Metin Bloğu>
────────

Emsal Mahkeme Kararı Bursa 3. Asliye Ticaret Mahkemesi 2019/516 E. 2020/231 K. 17.06.2020 T.

Görüntülediğiniz mahkeme kararı kesinleşmiş bir karardır.

T.C. BURSA 3. ASLİYE TİCARET MAHKEMESİ
T.C.
BURSA
3. ASLİYE TİCARET MAHKEMESİ GEREKÇELİ KARAR
ESAS NO : 2019/516 Esas
KARAR NO : 2020/231

BAŞKAN : … …
ÜYE : … …
ÜYE : … …
KATİP : … …

DAVACI : … – …
VEKİLİ : Av. … … UETS
DAVALI : … – … …
VEKİLİ : Av. … -…UETS

DAVA : Alacak (İnanç Sözleşmesinden Kaynaklanan)

────────

Yazılı Talimat>
Mahkeme kararında davanın konusu nedir? Lütfen kısaca yazın.

Kaynak Alıntısı>
────────

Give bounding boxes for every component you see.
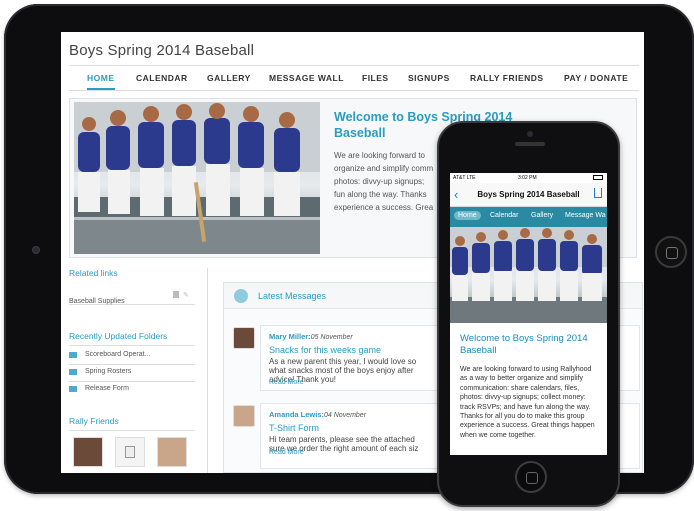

────────

Sorunun Çözümü>
Dava, inanç sözleşmesinden kaynaklanan bir alacak davasıdır.